YOUR OBJECTIVE: Count how many lines have the word "Hepsini" in them. Reply with that number by itself.

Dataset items
__________________________________________________
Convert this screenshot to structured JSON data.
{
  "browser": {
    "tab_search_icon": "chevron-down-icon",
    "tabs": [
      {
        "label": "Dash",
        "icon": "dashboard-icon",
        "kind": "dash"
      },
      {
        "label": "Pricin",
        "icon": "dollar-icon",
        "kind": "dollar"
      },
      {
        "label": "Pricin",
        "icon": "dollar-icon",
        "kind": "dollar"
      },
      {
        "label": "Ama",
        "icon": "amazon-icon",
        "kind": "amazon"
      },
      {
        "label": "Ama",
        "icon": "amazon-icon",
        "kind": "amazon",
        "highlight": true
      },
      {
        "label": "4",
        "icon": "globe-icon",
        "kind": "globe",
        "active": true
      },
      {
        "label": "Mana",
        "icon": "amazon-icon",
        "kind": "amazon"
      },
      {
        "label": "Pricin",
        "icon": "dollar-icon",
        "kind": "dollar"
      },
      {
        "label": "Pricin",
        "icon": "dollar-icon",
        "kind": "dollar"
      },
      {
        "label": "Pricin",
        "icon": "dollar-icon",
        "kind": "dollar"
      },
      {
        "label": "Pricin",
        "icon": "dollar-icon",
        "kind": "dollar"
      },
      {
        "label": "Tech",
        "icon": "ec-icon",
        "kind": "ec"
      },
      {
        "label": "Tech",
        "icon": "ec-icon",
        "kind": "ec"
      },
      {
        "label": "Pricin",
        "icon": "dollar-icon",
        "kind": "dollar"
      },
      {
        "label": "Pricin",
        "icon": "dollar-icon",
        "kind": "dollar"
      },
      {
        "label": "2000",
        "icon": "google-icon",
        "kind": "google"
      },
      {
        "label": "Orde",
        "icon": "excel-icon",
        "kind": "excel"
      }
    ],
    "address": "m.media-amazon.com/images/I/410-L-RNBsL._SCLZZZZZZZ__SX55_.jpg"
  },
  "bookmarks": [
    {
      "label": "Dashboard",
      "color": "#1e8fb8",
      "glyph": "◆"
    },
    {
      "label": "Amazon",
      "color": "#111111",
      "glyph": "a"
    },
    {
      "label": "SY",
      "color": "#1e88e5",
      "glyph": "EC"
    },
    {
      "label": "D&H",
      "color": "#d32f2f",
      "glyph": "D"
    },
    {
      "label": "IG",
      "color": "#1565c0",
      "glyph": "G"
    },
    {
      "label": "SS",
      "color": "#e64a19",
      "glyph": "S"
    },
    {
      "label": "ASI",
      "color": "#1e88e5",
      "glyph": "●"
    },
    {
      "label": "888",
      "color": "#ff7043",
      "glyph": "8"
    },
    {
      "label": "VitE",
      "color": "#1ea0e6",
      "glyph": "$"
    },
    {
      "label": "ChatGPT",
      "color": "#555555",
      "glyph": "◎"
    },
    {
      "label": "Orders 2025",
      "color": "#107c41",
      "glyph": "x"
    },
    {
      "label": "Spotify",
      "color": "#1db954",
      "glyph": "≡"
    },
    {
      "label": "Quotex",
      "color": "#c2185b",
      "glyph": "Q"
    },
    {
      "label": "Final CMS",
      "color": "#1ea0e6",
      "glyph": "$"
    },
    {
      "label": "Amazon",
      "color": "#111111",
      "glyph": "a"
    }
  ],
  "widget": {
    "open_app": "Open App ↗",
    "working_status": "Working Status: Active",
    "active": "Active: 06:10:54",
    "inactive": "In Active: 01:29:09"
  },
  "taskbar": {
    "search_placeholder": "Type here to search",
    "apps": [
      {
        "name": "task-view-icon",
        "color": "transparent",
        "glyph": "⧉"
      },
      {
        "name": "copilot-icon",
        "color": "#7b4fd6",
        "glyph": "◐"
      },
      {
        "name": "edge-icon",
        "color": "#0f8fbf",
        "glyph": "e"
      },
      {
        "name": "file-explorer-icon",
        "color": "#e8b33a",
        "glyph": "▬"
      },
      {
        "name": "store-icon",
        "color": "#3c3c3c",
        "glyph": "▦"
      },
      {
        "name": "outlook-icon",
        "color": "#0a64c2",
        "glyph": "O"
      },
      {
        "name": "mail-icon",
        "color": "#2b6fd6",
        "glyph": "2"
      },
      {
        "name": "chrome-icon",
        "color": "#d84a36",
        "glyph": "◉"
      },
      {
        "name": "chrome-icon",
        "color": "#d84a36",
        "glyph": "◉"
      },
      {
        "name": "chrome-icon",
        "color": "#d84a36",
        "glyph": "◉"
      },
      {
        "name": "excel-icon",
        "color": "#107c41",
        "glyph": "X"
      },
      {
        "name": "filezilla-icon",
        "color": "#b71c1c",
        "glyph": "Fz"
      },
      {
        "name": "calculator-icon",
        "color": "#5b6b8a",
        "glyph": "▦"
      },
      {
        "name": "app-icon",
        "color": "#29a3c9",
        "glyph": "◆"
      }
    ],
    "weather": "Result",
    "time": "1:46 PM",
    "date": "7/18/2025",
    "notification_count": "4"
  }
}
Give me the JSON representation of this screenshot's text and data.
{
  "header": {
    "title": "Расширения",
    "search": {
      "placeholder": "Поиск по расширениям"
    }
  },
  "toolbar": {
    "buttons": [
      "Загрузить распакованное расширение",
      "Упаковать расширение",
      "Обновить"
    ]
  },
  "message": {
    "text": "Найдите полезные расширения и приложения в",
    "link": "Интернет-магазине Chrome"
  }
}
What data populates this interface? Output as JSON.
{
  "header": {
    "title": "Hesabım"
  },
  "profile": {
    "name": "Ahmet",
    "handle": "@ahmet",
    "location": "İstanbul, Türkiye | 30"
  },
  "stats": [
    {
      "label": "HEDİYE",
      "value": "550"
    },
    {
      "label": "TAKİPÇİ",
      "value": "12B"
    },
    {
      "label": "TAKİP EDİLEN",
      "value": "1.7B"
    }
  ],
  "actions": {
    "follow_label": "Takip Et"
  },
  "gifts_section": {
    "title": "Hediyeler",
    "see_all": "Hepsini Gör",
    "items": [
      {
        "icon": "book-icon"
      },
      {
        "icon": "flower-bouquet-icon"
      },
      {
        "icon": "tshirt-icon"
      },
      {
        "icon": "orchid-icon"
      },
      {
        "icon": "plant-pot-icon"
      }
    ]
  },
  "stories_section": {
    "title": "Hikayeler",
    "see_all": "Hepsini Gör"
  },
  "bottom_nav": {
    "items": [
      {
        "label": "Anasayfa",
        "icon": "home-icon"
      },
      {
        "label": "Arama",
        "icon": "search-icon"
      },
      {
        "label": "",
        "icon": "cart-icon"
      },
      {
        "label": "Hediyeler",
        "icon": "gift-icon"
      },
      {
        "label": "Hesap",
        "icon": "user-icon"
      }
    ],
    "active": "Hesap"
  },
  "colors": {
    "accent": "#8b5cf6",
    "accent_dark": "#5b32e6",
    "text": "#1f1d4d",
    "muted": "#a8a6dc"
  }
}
__________________________________________________
RESULT: 2